### WHAT NEEDS TO BE DONE
Leave out the pictures and transcribe everything else exactly.

### GIVEN DATA
-- Begin --
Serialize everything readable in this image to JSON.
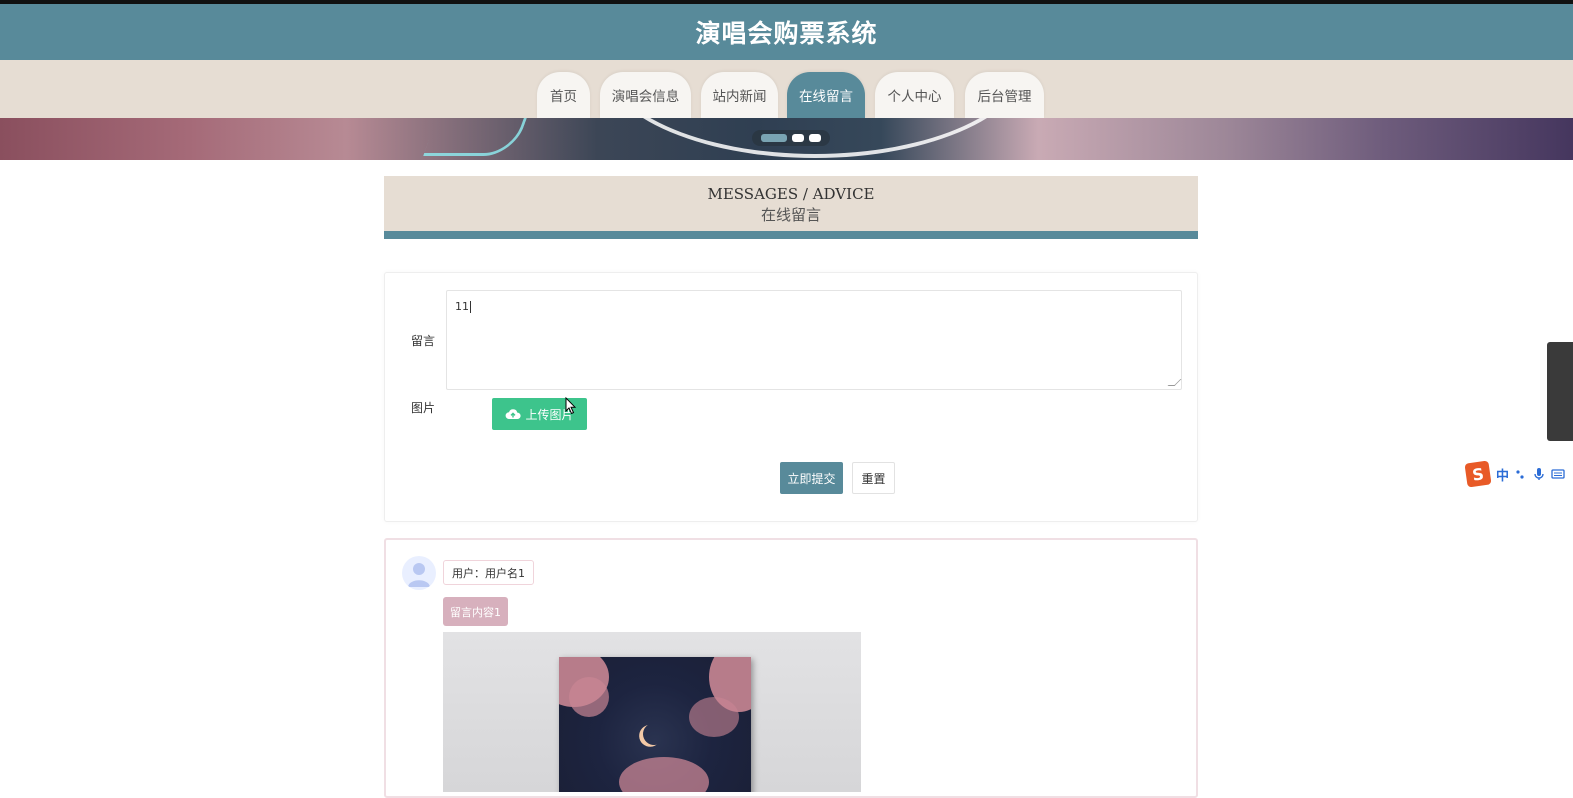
{
  "header": {
    "title": "演唱会购票系统"
  },
  "nav": {
    "items": [
      {
        "label": "首页",
        "active": false
      },
      {
        "label": "演唱会信息",
        "active": false
      },
      {
        "label": "站内新闻",
        "active": false
      },
      {
        "label": "在线留言",
        "active": true
      },
      {
        "label": "个人中心",
        "active": false
      },
      {
        "label": "后台管理",
        "active": false
      }
    ]
  },
  "carousel": {
    "slide_count": 3,
    "active_index": 0
  },
  "section": {
    "title_en": "MESSAGES / ADVICE",
    "title_cn": "在线留言"
  },
  "form": {
    "message_label": "留言",
    "message_value": "11",
    "image_label": "图片",
    "upload_label": "上传图片",
    "submit_label": "立即提交",
    "reset_label": "重置"
  },
  "messages": [
    {
      "user_label": "用户：用户名1",
      "content": "留言内容1"
    }
  ],
  "ime": {
    "mode": "中",
    "icons": [
      "punctuation-icon",
      "mic-icon",
      "keyboard-icon"
    ]
  },
  "colors": {
    "primary": "#588a9a",
    "nav_bg": "#e6ddd3",
    "upload_green": "#3dc48c",
    "message_pink": "#d7b0bd"
  }
}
-- End --
### REPLY
Serialize everything readable in this image to JSON.
{
  "header": {
    "title": "演唱会购票系统"
  },
  "nav": {
    "items": [
      {
        "label": "首页",
        "active": false
      },
      {
        "label": "演唱会信息",
        "active": false
      },
      {
        "label": "站内新闻",
        "active": false
      },
      {
        "label": "在线留言",
        "active": true
      },
      {
        "label": "个人中心",
        "active": false
      },
      {
        "label": "后台管理",
        "active": false
      }
    ]
  },
  "carousel": {
    "slide_count": 3,
    "active_index": 0
  },
  "section": {
    "title_en": "MESSAGES / ADVICE",
    "title_cn": "在线留言"
  },
  "form": {
    "message_label": "留言",
    "message_value": "11",
    "image_label": "图片",
    "upload_label": "上传图片",
    "submit_label": "立即提交",
    "reset_label": "重置"
  },
  "messages": [
    {
      "user_label": "用户：用户名1",
      "content": "留言内容1"
    }
  ],
  "ime": {
    "mode": "中",
    "icons": [
      "punctuation-icon",
      "mic-icon",
      "keyboard-icon"
    ]
  },
  "colors": {
    "primary": "#588a9a",
    "nav_bg": "#e6ddd3",
    "upload_green": "#3dc48c",
    "message_pink": "#d7b0bd"
  }
}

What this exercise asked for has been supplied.